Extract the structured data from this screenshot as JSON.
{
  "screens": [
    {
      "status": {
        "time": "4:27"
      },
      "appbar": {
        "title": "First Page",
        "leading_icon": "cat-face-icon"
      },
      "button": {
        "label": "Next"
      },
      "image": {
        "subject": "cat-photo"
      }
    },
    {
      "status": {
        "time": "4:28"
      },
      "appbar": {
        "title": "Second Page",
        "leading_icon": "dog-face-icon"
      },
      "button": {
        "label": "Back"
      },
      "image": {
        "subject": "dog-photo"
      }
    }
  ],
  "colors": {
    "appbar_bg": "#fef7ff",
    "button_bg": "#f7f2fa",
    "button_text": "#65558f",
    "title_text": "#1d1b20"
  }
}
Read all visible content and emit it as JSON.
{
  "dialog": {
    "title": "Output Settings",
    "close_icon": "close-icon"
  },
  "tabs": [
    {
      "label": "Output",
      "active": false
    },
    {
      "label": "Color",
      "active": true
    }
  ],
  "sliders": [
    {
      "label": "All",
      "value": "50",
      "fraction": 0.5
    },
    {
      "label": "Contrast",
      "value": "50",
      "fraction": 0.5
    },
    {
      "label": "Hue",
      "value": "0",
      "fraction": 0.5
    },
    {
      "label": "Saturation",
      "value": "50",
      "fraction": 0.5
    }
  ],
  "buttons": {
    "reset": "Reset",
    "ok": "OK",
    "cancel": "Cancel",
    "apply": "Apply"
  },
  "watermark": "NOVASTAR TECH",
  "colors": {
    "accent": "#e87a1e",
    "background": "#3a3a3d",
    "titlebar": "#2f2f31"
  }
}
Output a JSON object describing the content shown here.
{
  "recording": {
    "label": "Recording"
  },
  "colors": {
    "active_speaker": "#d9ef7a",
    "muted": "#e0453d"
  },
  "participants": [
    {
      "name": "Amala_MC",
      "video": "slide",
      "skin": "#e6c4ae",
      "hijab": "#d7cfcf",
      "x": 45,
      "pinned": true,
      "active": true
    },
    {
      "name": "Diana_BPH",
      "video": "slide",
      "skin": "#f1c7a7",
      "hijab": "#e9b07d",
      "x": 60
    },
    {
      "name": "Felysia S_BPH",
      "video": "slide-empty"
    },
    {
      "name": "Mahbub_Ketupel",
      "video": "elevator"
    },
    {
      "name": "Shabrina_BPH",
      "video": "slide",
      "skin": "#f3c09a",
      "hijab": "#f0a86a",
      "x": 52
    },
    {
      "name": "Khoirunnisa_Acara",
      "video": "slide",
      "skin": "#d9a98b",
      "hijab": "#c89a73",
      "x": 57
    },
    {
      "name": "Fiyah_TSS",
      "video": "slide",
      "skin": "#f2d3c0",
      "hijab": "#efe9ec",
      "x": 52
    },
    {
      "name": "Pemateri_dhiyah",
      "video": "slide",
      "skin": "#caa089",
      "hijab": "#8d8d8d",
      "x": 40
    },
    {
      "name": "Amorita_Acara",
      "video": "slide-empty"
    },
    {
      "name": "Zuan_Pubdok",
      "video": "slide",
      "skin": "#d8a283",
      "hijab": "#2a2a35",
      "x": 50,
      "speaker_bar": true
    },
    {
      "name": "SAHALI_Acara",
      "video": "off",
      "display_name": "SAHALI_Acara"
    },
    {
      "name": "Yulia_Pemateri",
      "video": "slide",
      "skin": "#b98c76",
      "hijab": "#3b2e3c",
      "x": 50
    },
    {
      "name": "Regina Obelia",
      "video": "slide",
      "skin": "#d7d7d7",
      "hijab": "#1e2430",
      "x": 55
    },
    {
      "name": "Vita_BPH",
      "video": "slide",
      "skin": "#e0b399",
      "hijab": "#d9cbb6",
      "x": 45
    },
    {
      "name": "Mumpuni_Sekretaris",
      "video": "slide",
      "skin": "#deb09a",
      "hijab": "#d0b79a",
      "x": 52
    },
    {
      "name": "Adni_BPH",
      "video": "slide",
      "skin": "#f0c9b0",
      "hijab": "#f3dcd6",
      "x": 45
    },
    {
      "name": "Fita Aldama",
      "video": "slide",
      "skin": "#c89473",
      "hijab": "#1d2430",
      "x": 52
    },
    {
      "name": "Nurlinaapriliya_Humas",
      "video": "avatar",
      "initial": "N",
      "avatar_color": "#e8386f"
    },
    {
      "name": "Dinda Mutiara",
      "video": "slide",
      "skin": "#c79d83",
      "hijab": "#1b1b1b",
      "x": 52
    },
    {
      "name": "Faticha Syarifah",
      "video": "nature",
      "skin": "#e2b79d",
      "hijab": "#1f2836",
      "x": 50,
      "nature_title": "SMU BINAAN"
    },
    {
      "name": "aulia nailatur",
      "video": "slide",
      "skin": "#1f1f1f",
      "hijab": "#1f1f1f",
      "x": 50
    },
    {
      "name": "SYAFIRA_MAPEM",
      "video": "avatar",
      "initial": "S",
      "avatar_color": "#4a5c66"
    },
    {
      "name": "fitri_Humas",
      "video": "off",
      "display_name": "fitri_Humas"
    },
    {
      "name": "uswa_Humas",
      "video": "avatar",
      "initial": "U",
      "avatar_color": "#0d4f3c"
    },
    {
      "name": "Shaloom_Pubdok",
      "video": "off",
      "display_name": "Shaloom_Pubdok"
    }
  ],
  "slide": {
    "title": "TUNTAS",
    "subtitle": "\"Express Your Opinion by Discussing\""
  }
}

§ **REQUIREMENT**: Nothing in the listing may be changed; retype it all exactly.

§ **RESPONSE BELOW**:
Extract the structured data from this screenshot as JSON.
{
  "screens": [
    {
      "status": {
        "time": "4:27"
      },
      "appbar": {
        "title": "First Page",
        "leading_icon": "cat-face-icon"
      },
      "button": {
        "label": "Next"
      },
      "image": {
        "subject": "cat-photo"
      }
    },
    {
      "status": {
        "time": "4:28"
      },
      "appbar": {
        "title": "Second Page",
        "leading_icon": "dog-face-icon"
      },
      "button": {
        "label": "Back"
      },
      "image": {
        "subject": "dog-photo"
      }
    }
  ],
  "colors": {
    "appbar_bg": "#fef7ff",
    "button_bg": "#f7f2fa",
    "button_text": "#65558f",
    "title_text": "#1d1b20"
  }
}
Read all visible content and emit it as JSON.
{
  "dialog": {
    "title": "Output Settings",
    "close_icon": "close-icon"
  },
  "tabs": [
    {
      "label": "Output",
      "active": false
    },
    {
      "label": "Color",
      "active": true
    }
  ],
  "sliders": [
    {
      "label": "All",
      "value": "50",
      "fraction": 0.5
    },
    {
      "label": "Contrast",
      "value": "50",
      "fraction": 0.5
    },
    {
      "label": "Hue",
      "value": "0",
      "fraction": 0.5
    },
    {
      "label": "Saturation",
      "value": "50",
      "fraction": 0.5
    }
  ],
  "buttons": {
    "reset": "Reset",
    "ok": "OK",
    "cancel": "Cancel",
    "apply": "Apply"
  },
  "watermark": "NOVASTAR TECH",
  "colors": {
    "accent": "#e87a1e",
    "background": "#3a3a3d",
    "titlebar": "#2f2f31"
  }
}
Output a JSON object describing the content shown here.
{
  "recording": {
    "label": "Recording"
  },
  "colors": {
    "active_speaker": "#d9ef7a",
    "muted": "#e0453d"
  },
  "participants": [
    {
      "name": "Amala_MC",
      "video": "slide",
      "skin": "#e6c4ae",
      "hijab": "#d7cfcf",
      "x": 45,
      "pinned": true,
      "active": true
    },
    {
      "name": "Diana_BPH",
      "video": "slide",
      "skin": "#f1c7a7",
      "hijab": "#e9b07d",
      "x": 60
    },
    {
      "name": "Felysia S_BPH",
      "video": "slide-empty"
    },
    {
      "name": "Mahbub_Ketupel",
      "video": "elevator"
    },
    {
      "name": "Shabrina_BPH",
      "video": "slide",
      "skin": "#f3c09a",
      "hijab": "#f0a86a",
      "x": 52
    },
    {
      "name": "Khoirunnisa_Acara",
      "video": "slide",
      "skin": "#d9a98b",
      "hijab": "#c89a73",
      "x": 57
    },
    {
      "name": "Fiyah_TSS",
      "video": "slide",
      "skin": "#f2d3c0",
      "hijab": "#efe9ec",
      "x": 52
    },
    {
      "name": "Pemateri_dhiyah",
      "video": "slide",
      "skin": "#caa089",
      "hijab": "#8d8d8d",
      "x": 40
    },
    {
      "name": "Amorita_Acara",
      "video": "slide-empty"
    },
    {
      "name": "Zuan_Pubdok",
      "video": "slide",
      "skin": "#d8a283",
      "hijab": "#2a2a35",
      "x": 50,
      "speaker_bar": true
    },
    {
      "name": "SAHALI_Acara",
      "video": "off",
      "display_name": "SAHALI_Acara"
    },
    {
      "name": "Yulia_Pemateri",
      "video": "slide",
      "skin": "#b98c76",
      "hijab": "#3b2e3c",
      "x": 50
    },
    {
      "name": "Regina Obelia",
      "video": "slide",
      "skin": "#d7d7d7",
      "hijab": "#1e2430",
      "x": 55
    },
    {
      "name": "Vita_BPH",
      "video": "slide",
      "skin": "#e0b399",
      "hijab": "#d9cbb6",
      "x": 45
    },
    {
      "name": "Mumpuni_Sekretaris",
      "video": "slide",
      "skin": "#deb09a",
      "hijab": "#d0b79a",
      "x": 52
    },
    {
      "name": "Adni_BPH",
      "video": "slide",
      "skin": "#f0c9b0",
      "hijab": "#f3dcd6",
      "x": 45
    },
    {
      "name": "Fita Aldama",
      "video": "slide",
      "skin": "#c89473",
      "hijab": "#1d2430",
      "x": 52
    },
    {
      "name": "Nurlinaapriliya_Humas",
      "video": "avatar",
      "initial": "N",
      "avatar_color": "#e8386f"
    },
    {
      "name": "Dinda Mutiara",
      "video": "slide",
      "skin": "#c79d83",
      "hijab": "#1b1b1b",
      "x": 52
    },
    {
      "name": "Faticha Syarifah",
      "video": "nature",
      "skin": "#e2b79d",
      "hijab": "#1f2836",
      "x": 50,
      "nature_title": "SMU BINAAN"
    },
    {
      "name": "aulia nailatur",
      "video": "slide",
      "skin": "#1f1f1f",
      "hijab": "#1f1f1f",
      "x": 50
    },
    {
      "name": "SYAFIRA_MAPEM",
      "video": "avatar",
      "initial": "S",
      "avatar_color": "#4a5c66"
    },
    {
      "name": "fitri_Humas",
      "video": "off",
      "display_name": "fitri_Humas"
    },
    {
      "name": "uswa_Humas",
      "video": "avatar",
      "initial": "U",
      "avatar_color": "#0d4f3c"
    },
    {
      "name": "Shaloom_Pubdok",
      "video": "off",
      "display_name": "Shaloom_Pubdok"
    }
  ],
  "slide": {
    "title": "TUNTAS",
    "subtitle": "\"Express Your Opinion by Discussing\""
  }
}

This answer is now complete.